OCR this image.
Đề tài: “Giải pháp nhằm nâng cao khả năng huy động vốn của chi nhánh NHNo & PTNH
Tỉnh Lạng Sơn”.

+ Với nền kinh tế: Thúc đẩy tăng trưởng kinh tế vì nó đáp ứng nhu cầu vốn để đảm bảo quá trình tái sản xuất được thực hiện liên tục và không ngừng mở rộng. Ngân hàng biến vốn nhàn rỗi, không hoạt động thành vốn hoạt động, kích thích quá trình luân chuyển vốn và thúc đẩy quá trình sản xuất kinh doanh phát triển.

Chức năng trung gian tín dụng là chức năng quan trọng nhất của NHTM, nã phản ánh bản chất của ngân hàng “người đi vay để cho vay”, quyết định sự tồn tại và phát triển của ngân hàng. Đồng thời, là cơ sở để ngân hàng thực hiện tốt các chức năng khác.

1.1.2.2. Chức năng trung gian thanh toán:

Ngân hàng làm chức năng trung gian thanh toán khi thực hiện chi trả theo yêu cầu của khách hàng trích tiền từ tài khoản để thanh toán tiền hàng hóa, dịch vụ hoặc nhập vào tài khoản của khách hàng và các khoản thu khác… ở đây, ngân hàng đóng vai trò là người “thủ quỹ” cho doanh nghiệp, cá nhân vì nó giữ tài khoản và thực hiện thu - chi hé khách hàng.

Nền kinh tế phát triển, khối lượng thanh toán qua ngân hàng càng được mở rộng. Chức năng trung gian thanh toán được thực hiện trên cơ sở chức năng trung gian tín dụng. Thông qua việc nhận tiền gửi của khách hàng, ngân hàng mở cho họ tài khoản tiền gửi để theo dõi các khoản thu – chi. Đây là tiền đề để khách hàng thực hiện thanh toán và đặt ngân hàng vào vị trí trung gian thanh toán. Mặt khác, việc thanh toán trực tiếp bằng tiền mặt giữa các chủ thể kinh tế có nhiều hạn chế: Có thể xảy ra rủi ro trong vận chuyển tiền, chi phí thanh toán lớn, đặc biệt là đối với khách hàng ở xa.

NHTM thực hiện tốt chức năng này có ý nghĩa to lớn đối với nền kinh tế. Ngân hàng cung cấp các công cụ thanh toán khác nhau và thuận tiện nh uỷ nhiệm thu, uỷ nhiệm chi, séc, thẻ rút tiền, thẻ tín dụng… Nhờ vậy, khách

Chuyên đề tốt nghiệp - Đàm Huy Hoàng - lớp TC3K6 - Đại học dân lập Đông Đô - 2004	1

- What you have to do
Extract all of the data shown above without alteration.

- Answer for the task
OCR this image.
Đề tài: “Giải pháp nhằm nâng cao khả năng huy động vốn của chi nhánh NHNo & PTNH
Tỉnh Lạng Sơn”.

+ Với nền kinh tế: Thúc đẩy tăng trưởng kinh tế vì nó đáp ứng nhu cầu vốn để đảm bảo quá trình tái sản xuất được thực hiện liên tục và không ngừng mở rộng. Ngân hàng biến vốn nhàn rỗi, không hoạt động thành vốn hoạt động, kích thích quá trình luân chuyển vốn và thúc đẩy quá trình sản xuất kinh doanh phát triển.

Chức năng trung gian tín dụng là chức năng quan trọng nhất của NHTM, nã phản ánh bản chất của ngân hàng “người đi vay để cho vay”, quyết định sự tồn tại và phát triển của ngân hàng. Đồng thời, là cơ sở để ngân hàng thực hiện tốt các chức năng khác.

1.1.2.2. Chức năng trung gian thanh toán:

Ngân hàng làm chức năng trung gian thanh toán khi thực hiện chi trả theo yêu cầu của khách hàng trích tiền từ tài khoản để thanh toán tiền hàng hóa, dịch vụ hoặc nhập vào tài khoản của khách hàng và các khoản thu khác… ở đây, ngân hàng đóng vai trò là người “thủ quỹ” cho doanh nghiệp, cá nhân vì nó giữ tài khoản và thực hiện thu - chi hé khách hàng.

Nền kinh tế phát triển, khối lượng thanh toán qua ngân hàng càng được mở rộng. Chức năng trung gian thanh toán được thực hiện trên cơ sở chức năng trung gian tín dụng. Thông qua việc nhận tiền gửi của khách hàng, ngân hàng mở cho họ tài khoản tiền gửi để theo dõi các khoản thu – chi. Đây là tiền đề để khách hàng thực hiện thanh toán và đặt ngân hàng vào vị trí trung gian thanh toán. Mặt khác, việc thanh toán trực tiếp bằng tiền mặt giữa các chủ thể kinh tế có nhiều hạn chế: Có thể xảy ra rủi ro trong vận chuyển tiền, chi phí thanh toán lớn, đặc biệt là đối với khách hàng ở xa.

NHTM thực hiện tốt chức năng này có ý nghĩa to lớn đối với nền kinh tế. Ngân hàng cung cấp các công cụ thanh toán khác nhau và thuận tiện nh uỷ nhiệm thu, uỷ nhiệm chi, séc, thẻ rút tiền, thẻ tín dụng… Nhờ vậy, khách

Chuyên đề tốt nghiệp - Đàm Huy Hoàng - lớp TC3K6 - Đại học dân lập Đông Đô - 2004	1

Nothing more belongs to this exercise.